Entries with figure data:
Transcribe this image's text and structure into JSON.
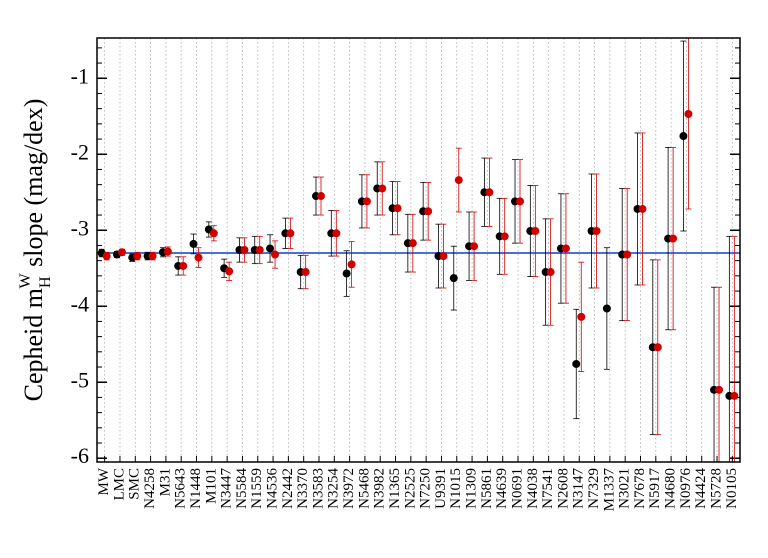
{
  "chart_data": {
    "type": "errorbar",
    "y_label": [
      "Cepheid m",
      "H",
      "W",
      " slope (mag/dex)"
    ],
    "categories": [
      "MW",
      "LMC",
      "SMC",
      "N4258",
      "M31",
      "N5643",
      "N1448",
      "M101",
      "N3447",
      "N5584",
      "N1559",
      "N4536",
      "N2442",
      "N3370",
      "N3583",
      "N3254",
      "N3972",
      "N5468",
      "N3982",
      "N1365",
      "N2525",
      "N7250",
      "U9391",
      "N1015",
      "N1309",
      "N5861",
      "N4639",
      "N0691",
      "N4038",
      "N7541",
      "N2608",
      "N3147",
      "N7329",
      "M1337",
      "N3021",
      "N7678",
      "N5917",
      "N4680",
      "N0976",
      "N4424",
      "N5728",
      "N0105"
    ],
    "series": [
      {
        "color": "#000000",
        "values": [
          -3.3,
          -3.32,
          -3.36,
          -3.34,
          -3.29,
          -3.47,
          -3.18,
          -2.99,
          -3.5,
          -3.26,
          -3.26,
          -3.24,
          -3.04,
          -3.55,
          -2.55,
          -3.04,
          -3.57,
          -2.62,
          -2.45,
          -2.71,
          -3.17,
          -2.75,
          -3.34,
          -3.63,
          -3.21,
          -2.5,
          -3.08,
          -2.62,
          -3.01,
          -3.55,
          -3.24,
          -4.76,
          -3.01,
          -4.03,
          -3.32,
          -2.72,
          -4.54,
          -3.11,
          -1.76,
          null,
          -5.1,
          -5.18
        ],
        "errors": [
          0.05,
          0.04,
          0.05,
          0.05,
          0.06,
          0.12,
          0.13,
          0.1,
          0.12,
          0.16,
          0.18,
          0.18,
          0.2,
          0.22,
          0.25,
          0.3,
          0.3,
          0.35,
          0.35,
          0.35,
          0.38,
          0.38,
          0.42,
          0.42,
          0.45,
          0.45,
          0.5,
          0.55,
          0.6,
          0.7,
          0.72,
          0.72,
          0.75,
          0.8,
          0.87,
          1.0,
          1.15,
          1.2,
          1.25,
          null,
          1.35,
          2.1
        ]
      },
      {
        "color": "#d00000",
        "values": [
          -3.34,
          -3.29,
          -3.34,
          -3.34,
          -3.28,
          -3.47,
          -3.36,
          -3.04,
          -3.54,
          -3.26,
          -3.26,
          -3.32,
          -3.04,
          -3.55,
          -2.55,
          -3.04,
          -3.45,
          -2.62,
          -2.45,
          -2.71,
          -3.17,
          -2.75,
          -3.34,
          -2.34,
          -3.21,
          -2.5,
          -3.08,
          -2.62,
          -3.01,
          -3.55,
          -3.24,
          -4.14,
          -3.01,
          null,
          -3.32,
          -2.72,
          -4.54,
          -3.11,
          -1.47,
          null,
          -5.1,
          -5.18
        ],
        "errors": [
          0.05,
          0.04,
          0.05,
          0.05,
          0.06,
          0.12,
          0.13,
          0.1,
          0.12,
          0.16,
          0.18,
          0.18,
          0.2,
          0.22,
          0.25,
          0.3,
          0.3,
          0.35,
          0.35,
          0.35,
          0.38,
          0.38,
          0.42,
          0.42,
          0.45,
          0.45,
          0.5,
          0.55,
          0.6,
          0.7,
          0.72,
          0.72,
          0.75,
          null,
          0.87,
          1.0,
          1.15,
          1.2,
          1.25,
          null,
          1.35,
          2.1
        ]
      }
    ],
    "hline": {
      "value": -3.3,
      "color": "#4a6fd8"
    },
    "ylim": [
      -6.05,
      -0.47
    ],
    "yticks": [
      -6,
      -5,
      -4,
      -3,
      -2,
      -1
    ],
    "grid": true
  }
}
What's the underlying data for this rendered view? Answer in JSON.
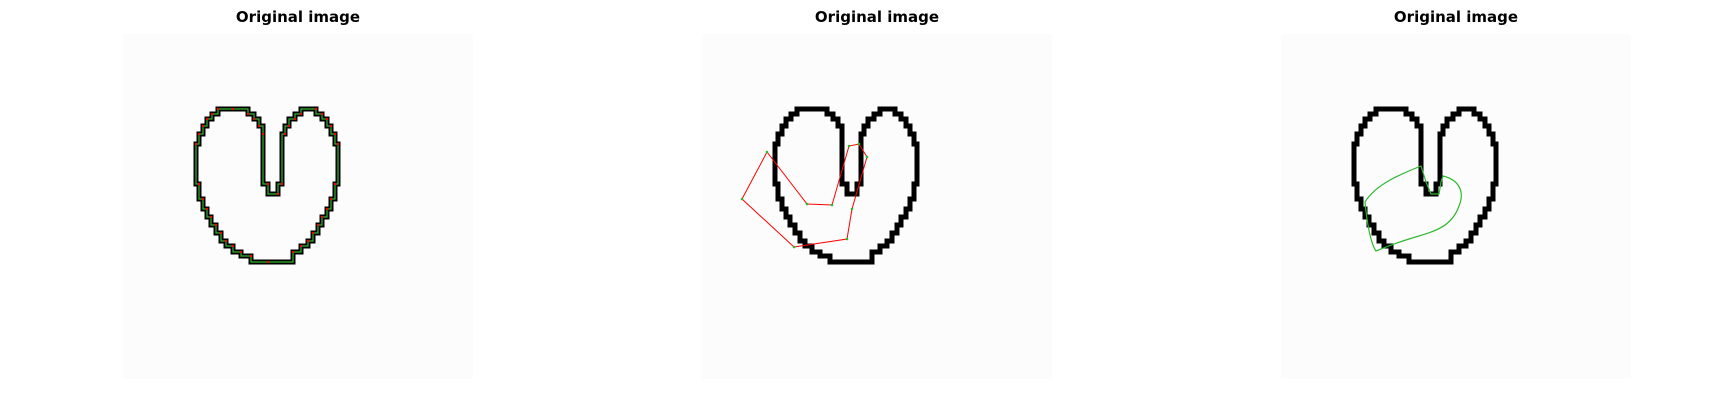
{
  "panels": [
    {
      "title": "Original image",
      "mode": "contour-trace"
    },
    {
      "title": "Original image",
      "mode": "polygon"
    },
    {
      "title": "Original image",
      "mode": "spline"
    }
  ],
  "colors": {
    "shape": "#000000",
    "polygon": "#ff0000",
    "curve": "#2eb82e",
    "background": "#fcfcfc"
  }
}
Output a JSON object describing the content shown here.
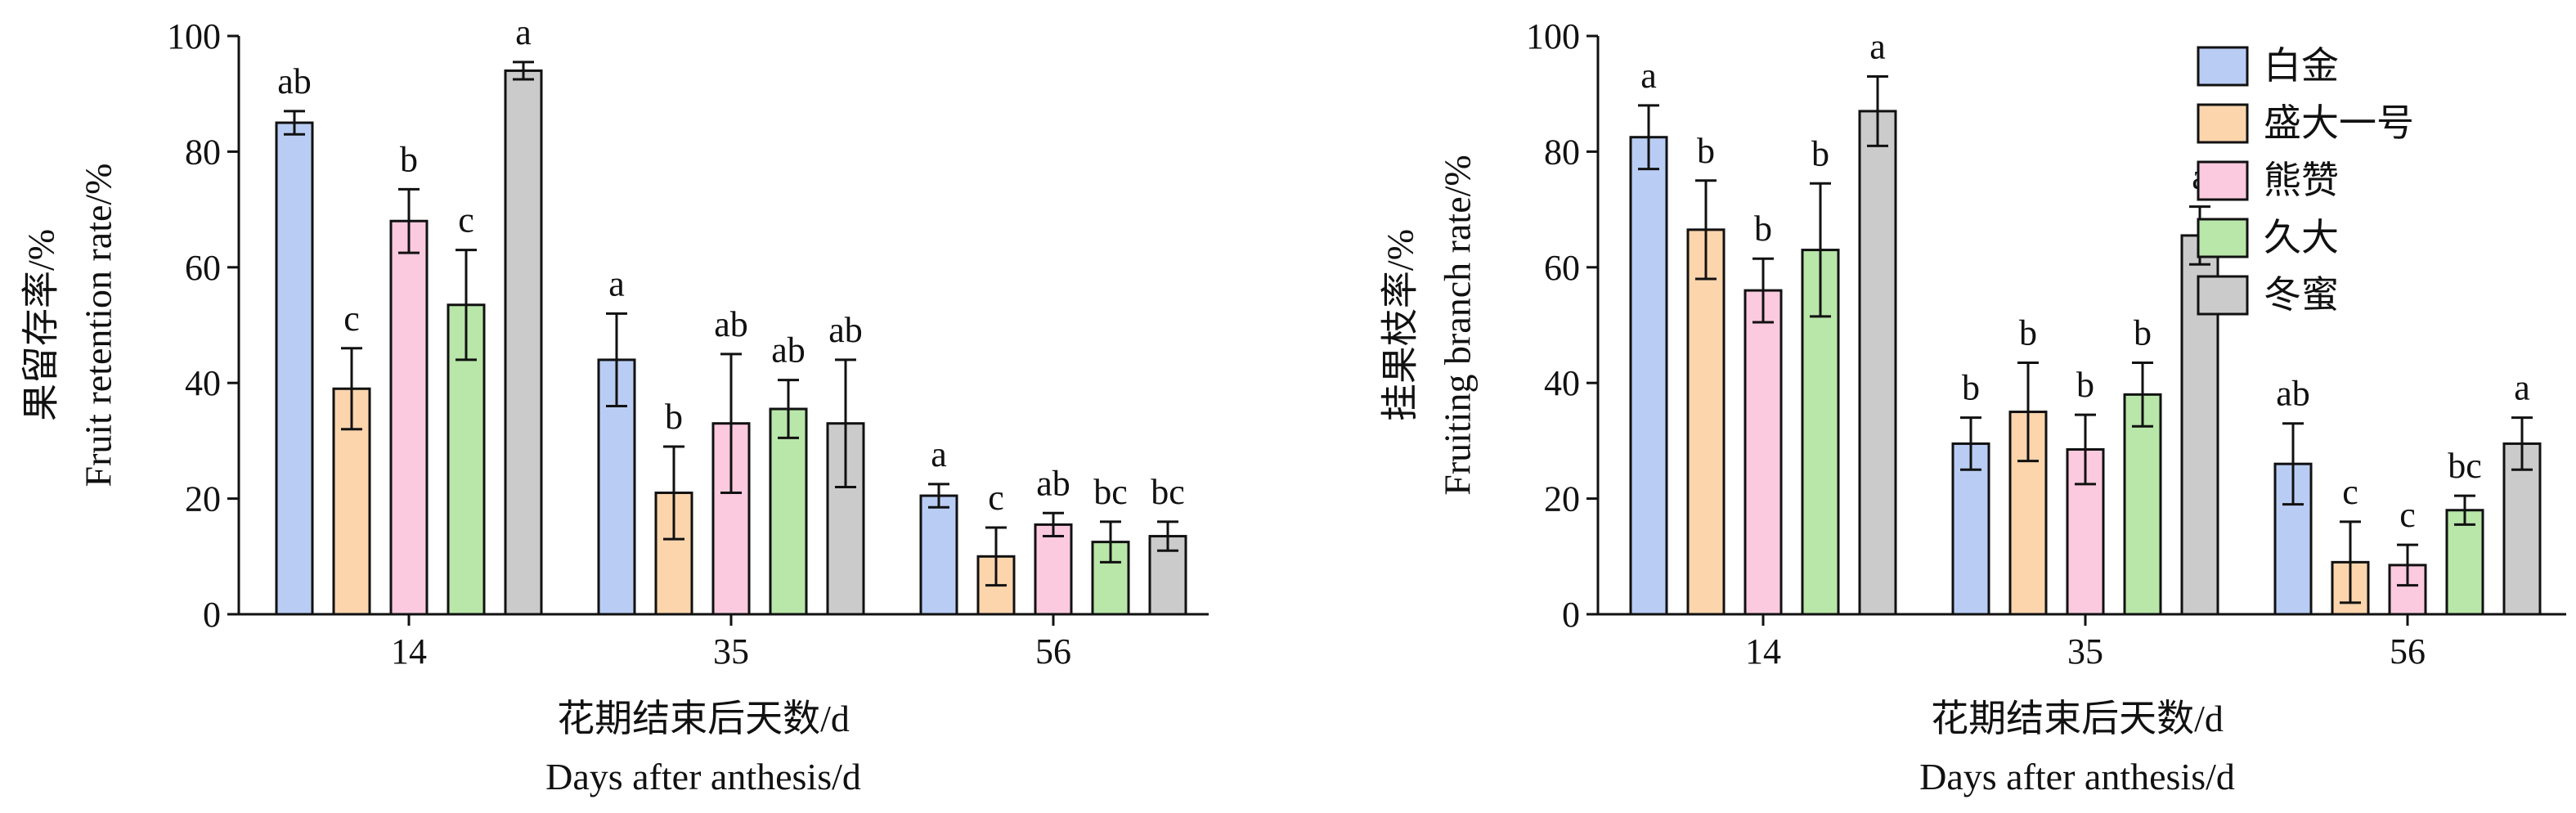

What is being asked:
Each line from the one containing "What's the underlying" through the last line of the entries above is to be extracted exactly. Pictures are not part of the copy.

Problem solution:
What's the underlying data for this rendered view? Answer in JSON.
{
  "panels": [
    {
      "title": "Original image",
      "mode": "contour-trace"
    },
    {
      "title": "Original image",
      "mode": "polygon"
    },
    {
      "title": "Original image",
      "mode": "spline"
    }
  ],
  "colors": {
    "shape": "#000000",
    "polygon": "#ff0000",
    "curve": "#2eb82e",
    "background": "#fcfcfc"
  }
}
Output a JSON object describing the content shown here.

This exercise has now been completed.